- [EXERCISE DIRECTIONS]
Write out each record again exactly as it stands.

- [RECORDS TO PROCESS]
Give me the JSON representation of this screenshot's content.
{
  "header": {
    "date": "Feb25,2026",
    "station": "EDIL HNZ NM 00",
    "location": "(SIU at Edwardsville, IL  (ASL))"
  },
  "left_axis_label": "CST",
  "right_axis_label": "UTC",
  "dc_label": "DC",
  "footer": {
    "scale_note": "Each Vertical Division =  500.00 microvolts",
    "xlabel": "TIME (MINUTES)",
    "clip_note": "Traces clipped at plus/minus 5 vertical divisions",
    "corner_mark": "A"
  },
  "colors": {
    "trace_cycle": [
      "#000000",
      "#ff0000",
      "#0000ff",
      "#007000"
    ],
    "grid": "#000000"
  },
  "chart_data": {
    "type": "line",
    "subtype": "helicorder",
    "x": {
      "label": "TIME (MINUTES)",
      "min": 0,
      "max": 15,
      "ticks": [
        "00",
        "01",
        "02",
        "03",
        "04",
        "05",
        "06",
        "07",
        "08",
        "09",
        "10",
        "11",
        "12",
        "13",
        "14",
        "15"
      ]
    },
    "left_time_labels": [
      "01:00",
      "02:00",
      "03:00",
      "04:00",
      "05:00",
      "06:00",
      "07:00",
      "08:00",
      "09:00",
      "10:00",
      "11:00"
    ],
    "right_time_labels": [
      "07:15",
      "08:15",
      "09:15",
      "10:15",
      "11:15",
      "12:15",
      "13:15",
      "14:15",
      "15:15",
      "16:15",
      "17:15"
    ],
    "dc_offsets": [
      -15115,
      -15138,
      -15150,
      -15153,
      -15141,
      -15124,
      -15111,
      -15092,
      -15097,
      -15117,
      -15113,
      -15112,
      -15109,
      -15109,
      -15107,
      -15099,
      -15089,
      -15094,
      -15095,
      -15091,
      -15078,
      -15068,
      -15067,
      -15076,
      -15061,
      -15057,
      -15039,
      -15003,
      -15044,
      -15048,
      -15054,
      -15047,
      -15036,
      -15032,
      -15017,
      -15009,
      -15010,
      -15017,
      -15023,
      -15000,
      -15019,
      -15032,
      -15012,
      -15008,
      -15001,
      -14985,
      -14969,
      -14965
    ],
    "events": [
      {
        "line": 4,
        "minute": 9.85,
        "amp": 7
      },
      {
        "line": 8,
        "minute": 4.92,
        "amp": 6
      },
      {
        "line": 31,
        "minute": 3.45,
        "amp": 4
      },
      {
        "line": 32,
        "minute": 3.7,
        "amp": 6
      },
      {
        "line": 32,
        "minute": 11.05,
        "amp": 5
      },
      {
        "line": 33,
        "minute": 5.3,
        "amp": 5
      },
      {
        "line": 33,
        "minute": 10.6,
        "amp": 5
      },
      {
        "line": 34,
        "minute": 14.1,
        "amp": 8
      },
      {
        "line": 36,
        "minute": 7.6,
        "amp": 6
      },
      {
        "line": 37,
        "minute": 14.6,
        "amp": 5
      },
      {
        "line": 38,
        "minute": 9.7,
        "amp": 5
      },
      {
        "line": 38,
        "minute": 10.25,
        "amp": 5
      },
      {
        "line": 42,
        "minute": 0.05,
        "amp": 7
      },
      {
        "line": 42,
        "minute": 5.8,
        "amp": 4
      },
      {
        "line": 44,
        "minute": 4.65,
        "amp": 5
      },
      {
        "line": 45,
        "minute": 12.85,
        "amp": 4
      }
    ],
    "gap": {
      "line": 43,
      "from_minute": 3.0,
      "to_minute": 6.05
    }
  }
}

- [SOLVED EXERCISE]
Give me the JSON representation of this screenshot's content.
{
  "header": {
    "date": "Feb25,2026",
    "station": "EDIL HNZ NM 00",
    "location": "(SIU at Edwardsville, IL  (ASL))"
  },
  "left_axis_label": "CST",
  "right_axis_label": "UTC",
  "dc_label": "DC",
  "footer": {
    "scale_note": "Each Vertical Division =  500.00 microvolts",
    "xlabel": "TIME (MINUTES)",
    "clip_note": "Traces clipped at plus/minus 5 vertical divisions",
    "corner_mark": "A"
  },
  "colors": {
    "trace_cycle": [
      "#000000",
      "#ff0000",
      "#0000ff",
      "#007000"
    ],
    "grid": "#000000"
  },
  "chart_data": {
    "type": "line",
    "subtype": "helicorder",
    "x": {
      "label": "TIME (MINUTES)",
      "min": 0,
      "max": 15,
      "ticks": [
        "00",
        "01",
        "02",
        "03",
        "04",
        "05",
        "06",
        "07",
        "08",
        "09",
        "10",
        "11",
        "12",
        "13",
        "14",
        "15"
      ]
    },
    "left_time_labels": [
      "01:00",
      "02:00",
      "03:00",
      "04:00",
      "05:00",
      "06:00",
      "07:00",
      "08:00",
      "09:00",
      "10:00",
      "11:00"
    ],
    "right_time_labels": [
      "07:15",
      "08:15",
      "09:15",
      "10:15",
      "11:15",
      "12:15",
      "13:15",
      "14:15",
      "15:15",
      "16:15",
      "17:15"
    ],
    "dc_offsets": [
      -15115,
      -15138,
      -15150,
      -15153,
      -15141,
      -15124,
      -15111,
      -15092,
      -15097,
      -15117,
      -15113,
      -15112,
      -15109,
      -15109,
      -15107,
      -15099,
      -15089,
      -15094,
      -15095,
      -15091,
      -15078,
      -15068,
      -15067,
      -15076,
      -15061,
      -15057,
      -15039,
      -15003,
      -15044,
      -15048,
      -15054,
      -15047,
      -15036,
      -15032,
      -15017,
      -15009,
      -15010,
      -15017,
      -15023,
      -15000,
      -15019,
      -15032,
      -15012,
      -15008,
      -15001,
      -14985,
      -14969,
      -14965
    ],
    "events": [
      {
        "line": 4,
        "minute": 9.85,
        "amp": 7
      },
      {
        "line": 8,
        "minute": 4.92,
        "amp": 6
      },
      {
        "line": 31,
        "minute": 3.45,
        "amp": 4
      },
      {
        "line": 32,
        "minute": 3.7,
        "amp": 6
      },
      {
        "line": 32,
        "minute": 11.05,
        "amp": 5
      },
      {
        "line": 33,
        "minute": 5.3,
        "amp": 5
      },
      {
        "line": 33,
        "minute": 10.6,
        "amp": 5
      },
      {
        "line": 34,
        "minute": 14.1,
        "amp": 8
      },
      {
        "line": 36,
        "minute": 7.6,
        "amp": 6
      },
      {
        "line": 37,
        "minute": 14.6,
        "amp": 5
      },
      {
        "line": 38,
        "minute": 9.7,
        "amp": 5
      },
      {
        "line": 38,
        "minute": 10.25,
        "amp": 5
      },
      {
        "line": 42,
        "minute": 0.05,
        "amp": 7
      },
      {
        "line": 42,
        "minute": 5.8,
        "amp": 4
      },
      {
        "line": 44,
        "minute": 4.65,
        "amp": 5
      },
      {
        "line": 45,
        "minute": 12.85,
        "amp": 4
      }
    ],
    "gap": {
      "line": 43,
      "from_minute": 3.0,
      "to_minute": 6.05
    }
  }
}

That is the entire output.